(Saved entries)
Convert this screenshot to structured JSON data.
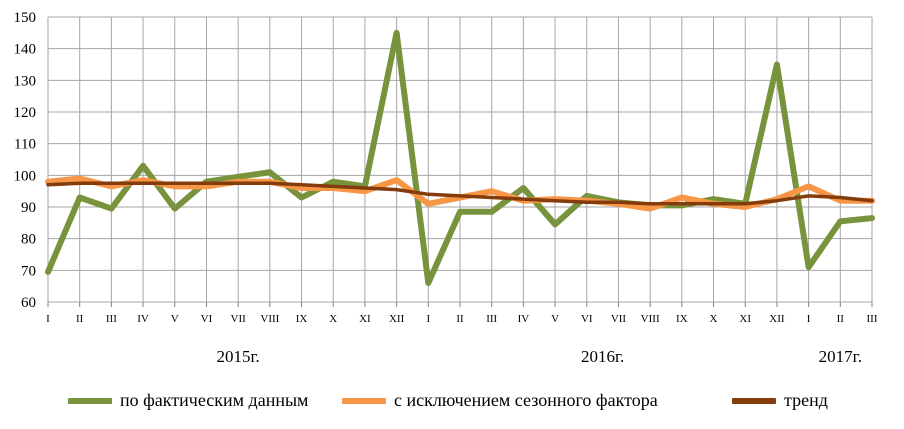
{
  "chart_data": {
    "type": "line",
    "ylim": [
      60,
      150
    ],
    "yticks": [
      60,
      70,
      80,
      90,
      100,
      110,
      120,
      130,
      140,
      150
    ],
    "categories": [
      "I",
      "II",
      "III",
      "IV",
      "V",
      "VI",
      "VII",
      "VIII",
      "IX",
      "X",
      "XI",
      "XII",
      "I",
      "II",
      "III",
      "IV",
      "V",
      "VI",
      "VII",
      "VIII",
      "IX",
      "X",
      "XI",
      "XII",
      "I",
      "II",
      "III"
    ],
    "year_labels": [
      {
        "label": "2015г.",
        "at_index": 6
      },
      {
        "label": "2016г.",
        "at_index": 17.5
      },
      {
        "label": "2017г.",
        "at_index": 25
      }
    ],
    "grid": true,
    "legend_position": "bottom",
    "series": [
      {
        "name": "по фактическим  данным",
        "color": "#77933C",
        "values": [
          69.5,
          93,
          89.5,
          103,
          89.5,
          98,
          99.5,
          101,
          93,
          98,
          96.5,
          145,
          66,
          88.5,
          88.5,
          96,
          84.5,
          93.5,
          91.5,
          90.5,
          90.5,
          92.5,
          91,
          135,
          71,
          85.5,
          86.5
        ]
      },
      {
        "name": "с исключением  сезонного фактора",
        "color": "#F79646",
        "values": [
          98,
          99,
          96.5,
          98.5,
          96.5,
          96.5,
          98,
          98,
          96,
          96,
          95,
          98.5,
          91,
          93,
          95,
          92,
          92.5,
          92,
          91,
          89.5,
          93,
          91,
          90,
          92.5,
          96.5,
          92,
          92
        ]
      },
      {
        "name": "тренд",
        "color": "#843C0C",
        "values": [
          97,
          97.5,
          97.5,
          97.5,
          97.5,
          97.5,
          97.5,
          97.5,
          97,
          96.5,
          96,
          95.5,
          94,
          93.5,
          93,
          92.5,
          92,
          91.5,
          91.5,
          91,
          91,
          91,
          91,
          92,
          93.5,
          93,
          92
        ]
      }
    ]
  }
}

==

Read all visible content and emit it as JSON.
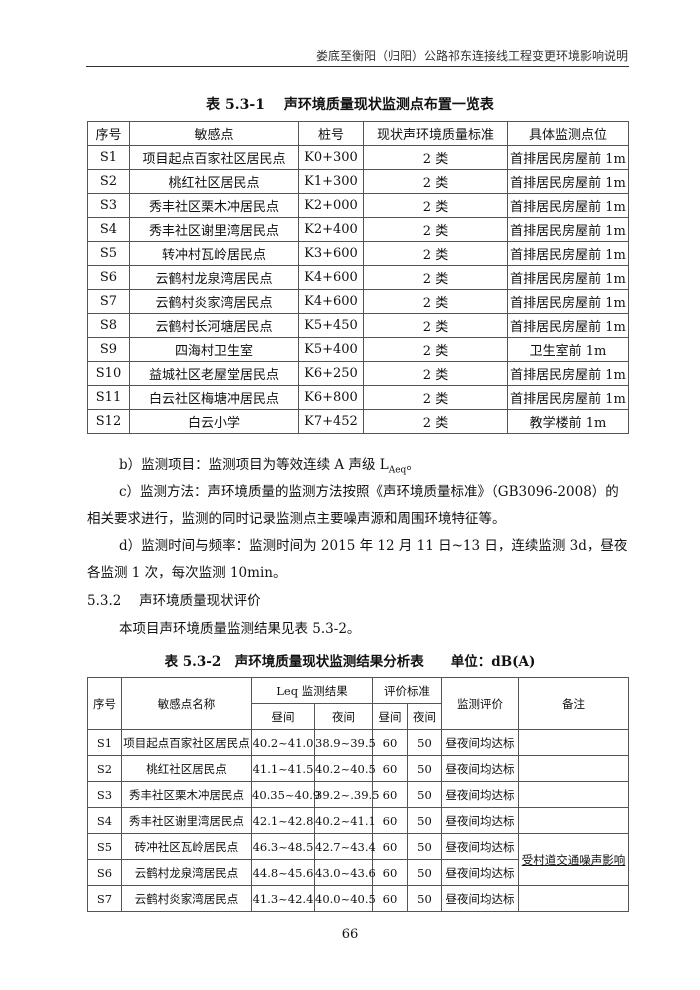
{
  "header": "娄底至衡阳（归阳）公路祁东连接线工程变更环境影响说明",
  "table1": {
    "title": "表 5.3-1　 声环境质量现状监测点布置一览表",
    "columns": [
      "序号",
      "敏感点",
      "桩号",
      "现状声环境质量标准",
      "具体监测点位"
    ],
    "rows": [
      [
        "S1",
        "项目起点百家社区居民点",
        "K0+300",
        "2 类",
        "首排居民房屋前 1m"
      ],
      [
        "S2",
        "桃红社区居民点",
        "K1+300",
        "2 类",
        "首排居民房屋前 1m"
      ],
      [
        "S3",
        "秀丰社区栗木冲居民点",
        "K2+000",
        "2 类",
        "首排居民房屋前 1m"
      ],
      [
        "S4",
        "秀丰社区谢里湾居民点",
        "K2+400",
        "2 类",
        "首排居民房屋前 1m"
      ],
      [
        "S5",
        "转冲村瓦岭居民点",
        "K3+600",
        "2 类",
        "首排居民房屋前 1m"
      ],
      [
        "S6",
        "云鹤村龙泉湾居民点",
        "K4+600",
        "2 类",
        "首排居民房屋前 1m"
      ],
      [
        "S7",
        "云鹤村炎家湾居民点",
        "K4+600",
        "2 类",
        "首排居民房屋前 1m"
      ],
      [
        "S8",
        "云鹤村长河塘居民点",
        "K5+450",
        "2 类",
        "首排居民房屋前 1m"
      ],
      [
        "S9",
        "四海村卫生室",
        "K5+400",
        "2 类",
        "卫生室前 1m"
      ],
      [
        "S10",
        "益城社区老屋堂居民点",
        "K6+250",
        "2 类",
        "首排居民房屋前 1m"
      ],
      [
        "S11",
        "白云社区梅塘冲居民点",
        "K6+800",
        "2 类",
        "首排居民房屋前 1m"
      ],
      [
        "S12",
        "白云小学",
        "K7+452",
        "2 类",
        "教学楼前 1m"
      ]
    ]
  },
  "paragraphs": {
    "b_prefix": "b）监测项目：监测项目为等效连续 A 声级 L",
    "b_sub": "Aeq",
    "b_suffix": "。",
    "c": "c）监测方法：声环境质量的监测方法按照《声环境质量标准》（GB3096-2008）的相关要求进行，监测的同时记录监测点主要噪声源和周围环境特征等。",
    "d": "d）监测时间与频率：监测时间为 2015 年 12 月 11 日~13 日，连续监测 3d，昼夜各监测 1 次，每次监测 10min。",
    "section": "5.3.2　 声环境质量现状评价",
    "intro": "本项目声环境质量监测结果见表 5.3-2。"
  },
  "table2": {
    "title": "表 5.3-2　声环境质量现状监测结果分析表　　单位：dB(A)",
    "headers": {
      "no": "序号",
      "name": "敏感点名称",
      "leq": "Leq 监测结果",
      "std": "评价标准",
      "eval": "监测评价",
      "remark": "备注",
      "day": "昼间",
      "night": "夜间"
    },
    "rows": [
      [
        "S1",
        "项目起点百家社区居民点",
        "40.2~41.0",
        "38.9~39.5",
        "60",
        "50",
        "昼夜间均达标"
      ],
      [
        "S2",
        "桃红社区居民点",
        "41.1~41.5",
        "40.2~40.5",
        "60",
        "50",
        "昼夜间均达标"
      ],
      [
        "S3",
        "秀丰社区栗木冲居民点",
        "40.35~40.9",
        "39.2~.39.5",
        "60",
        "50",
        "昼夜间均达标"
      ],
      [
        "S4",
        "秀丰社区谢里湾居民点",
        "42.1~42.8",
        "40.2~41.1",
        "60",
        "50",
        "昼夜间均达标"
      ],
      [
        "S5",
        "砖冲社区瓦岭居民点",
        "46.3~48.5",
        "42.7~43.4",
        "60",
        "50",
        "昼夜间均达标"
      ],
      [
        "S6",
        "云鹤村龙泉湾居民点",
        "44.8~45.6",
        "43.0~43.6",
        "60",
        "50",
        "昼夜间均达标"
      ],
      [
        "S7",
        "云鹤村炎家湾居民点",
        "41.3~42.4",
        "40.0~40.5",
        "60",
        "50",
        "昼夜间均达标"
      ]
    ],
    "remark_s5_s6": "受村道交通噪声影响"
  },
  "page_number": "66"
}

• Stated problem
Filter the entries down to the lines with the word "color" in them.

• Exercise answer
        "color": "#77933C",
        "color": "#F79646",
        "color": "#843C0C",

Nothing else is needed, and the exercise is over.